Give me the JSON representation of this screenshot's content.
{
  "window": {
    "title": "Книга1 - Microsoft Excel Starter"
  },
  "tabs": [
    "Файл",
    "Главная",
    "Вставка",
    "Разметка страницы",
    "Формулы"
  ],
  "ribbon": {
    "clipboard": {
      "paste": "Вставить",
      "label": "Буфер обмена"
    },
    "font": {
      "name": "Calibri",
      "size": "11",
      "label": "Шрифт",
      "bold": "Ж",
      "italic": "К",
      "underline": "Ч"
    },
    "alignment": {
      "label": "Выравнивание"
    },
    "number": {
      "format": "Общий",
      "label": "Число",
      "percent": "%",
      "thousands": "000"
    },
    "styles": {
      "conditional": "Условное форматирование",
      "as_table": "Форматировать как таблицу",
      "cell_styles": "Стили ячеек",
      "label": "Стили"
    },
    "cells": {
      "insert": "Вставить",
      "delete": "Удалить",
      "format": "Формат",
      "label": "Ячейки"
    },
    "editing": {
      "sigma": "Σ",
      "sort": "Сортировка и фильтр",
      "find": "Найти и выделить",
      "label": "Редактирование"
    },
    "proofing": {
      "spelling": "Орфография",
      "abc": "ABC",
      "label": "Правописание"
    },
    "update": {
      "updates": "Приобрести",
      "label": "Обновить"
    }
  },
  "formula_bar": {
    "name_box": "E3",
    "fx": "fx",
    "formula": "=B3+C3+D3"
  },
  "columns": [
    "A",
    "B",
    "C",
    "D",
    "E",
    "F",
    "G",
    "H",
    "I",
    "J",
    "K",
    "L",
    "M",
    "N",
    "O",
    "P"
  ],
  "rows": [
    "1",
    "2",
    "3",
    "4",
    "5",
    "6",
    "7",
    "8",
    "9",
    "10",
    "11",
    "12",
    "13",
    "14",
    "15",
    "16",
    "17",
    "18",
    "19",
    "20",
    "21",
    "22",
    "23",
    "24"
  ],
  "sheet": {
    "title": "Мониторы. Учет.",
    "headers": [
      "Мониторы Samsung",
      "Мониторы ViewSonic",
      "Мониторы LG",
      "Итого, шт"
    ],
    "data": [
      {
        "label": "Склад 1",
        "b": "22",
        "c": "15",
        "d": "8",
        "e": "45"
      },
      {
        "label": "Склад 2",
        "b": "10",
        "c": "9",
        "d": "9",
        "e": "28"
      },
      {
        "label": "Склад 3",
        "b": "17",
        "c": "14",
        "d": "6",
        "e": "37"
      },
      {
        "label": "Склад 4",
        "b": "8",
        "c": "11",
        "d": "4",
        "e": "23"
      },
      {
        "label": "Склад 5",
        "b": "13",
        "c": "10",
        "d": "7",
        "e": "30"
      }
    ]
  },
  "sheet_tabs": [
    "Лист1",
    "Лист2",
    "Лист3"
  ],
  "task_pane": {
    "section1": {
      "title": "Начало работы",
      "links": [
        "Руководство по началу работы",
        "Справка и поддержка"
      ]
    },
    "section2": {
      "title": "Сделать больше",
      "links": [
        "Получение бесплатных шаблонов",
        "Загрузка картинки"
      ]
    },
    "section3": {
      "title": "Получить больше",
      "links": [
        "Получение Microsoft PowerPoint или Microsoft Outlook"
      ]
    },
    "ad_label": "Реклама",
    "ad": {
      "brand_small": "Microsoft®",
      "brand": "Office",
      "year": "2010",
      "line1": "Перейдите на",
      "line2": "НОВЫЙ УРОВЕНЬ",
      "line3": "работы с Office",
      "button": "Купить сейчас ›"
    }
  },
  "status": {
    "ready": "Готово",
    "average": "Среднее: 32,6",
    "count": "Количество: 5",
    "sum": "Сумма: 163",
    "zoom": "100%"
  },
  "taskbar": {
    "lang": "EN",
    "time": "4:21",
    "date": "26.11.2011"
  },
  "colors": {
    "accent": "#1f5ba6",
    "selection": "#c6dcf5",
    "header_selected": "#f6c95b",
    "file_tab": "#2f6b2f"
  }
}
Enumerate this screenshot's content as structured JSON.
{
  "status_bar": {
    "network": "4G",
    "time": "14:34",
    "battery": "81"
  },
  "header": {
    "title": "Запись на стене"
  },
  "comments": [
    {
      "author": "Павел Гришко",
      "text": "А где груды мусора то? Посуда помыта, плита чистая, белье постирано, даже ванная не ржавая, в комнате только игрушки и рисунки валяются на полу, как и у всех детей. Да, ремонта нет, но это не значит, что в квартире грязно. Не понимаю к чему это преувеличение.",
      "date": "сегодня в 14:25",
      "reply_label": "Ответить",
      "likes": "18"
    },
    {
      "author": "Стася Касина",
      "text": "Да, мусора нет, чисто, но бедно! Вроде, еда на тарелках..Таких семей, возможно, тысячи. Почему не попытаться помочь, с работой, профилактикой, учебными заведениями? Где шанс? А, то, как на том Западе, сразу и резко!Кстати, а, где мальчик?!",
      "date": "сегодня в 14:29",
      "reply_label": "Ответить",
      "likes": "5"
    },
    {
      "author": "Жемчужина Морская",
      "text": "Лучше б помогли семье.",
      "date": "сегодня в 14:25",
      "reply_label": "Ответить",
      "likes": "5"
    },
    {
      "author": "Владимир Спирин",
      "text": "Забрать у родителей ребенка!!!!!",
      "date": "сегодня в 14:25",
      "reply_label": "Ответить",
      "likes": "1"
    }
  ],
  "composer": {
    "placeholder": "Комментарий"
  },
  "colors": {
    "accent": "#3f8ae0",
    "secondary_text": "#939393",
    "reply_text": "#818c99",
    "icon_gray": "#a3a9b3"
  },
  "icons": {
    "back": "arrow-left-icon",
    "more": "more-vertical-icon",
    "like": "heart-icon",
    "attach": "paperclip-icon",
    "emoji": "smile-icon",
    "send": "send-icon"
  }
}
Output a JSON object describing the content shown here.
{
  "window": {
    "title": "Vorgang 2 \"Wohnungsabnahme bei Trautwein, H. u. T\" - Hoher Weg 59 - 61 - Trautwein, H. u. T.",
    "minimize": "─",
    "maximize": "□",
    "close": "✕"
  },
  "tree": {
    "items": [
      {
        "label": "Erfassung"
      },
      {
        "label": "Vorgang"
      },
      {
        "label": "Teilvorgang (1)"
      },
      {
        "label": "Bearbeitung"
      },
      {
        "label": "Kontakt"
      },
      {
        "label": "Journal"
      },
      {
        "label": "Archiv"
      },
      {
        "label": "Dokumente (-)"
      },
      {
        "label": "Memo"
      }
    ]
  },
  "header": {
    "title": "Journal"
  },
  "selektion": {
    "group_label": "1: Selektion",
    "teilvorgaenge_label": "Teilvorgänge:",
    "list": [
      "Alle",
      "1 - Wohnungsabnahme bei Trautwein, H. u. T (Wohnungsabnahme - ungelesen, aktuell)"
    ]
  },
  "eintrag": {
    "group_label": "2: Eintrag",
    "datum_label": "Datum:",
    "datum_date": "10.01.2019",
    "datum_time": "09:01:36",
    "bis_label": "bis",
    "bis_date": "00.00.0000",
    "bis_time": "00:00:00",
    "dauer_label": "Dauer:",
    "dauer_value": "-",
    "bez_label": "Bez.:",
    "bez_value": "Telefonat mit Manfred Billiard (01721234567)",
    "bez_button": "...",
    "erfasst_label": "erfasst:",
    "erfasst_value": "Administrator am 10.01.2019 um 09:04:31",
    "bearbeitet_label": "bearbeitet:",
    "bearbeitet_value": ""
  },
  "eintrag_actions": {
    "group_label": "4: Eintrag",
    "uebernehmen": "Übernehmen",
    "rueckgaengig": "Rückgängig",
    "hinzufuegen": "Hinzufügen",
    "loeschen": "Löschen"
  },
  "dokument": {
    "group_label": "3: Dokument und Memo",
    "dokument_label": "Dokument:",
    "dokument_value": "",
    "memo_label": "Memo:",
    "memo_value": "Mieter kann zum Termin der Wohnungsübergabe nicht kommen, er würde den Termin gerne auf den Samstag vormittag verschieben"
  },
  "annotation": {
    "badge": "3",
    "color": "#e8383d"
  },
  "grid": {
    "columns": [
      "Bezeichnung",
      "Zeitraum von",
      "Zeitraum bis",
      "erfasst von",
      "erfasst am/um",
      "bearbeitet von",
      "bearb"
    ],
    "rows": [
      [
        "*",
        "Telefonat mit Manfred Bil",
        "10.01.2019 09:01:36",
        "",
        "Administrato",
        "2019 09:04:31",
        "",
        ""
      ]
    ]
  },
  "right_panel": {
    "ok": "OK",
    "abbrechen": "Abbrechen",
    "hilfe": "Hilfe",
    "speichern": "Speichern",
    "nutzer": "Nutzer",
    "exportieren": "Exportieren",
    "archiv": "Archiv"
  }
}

Problem requirements: Copy each line in the data that holds the word "Мониторы".

Response to the exercise:
    "title": "Мониторы. Учет.",
      "Мониторы Samsung",
      "Мониторы ViewSonic",
      "Мониторы LG",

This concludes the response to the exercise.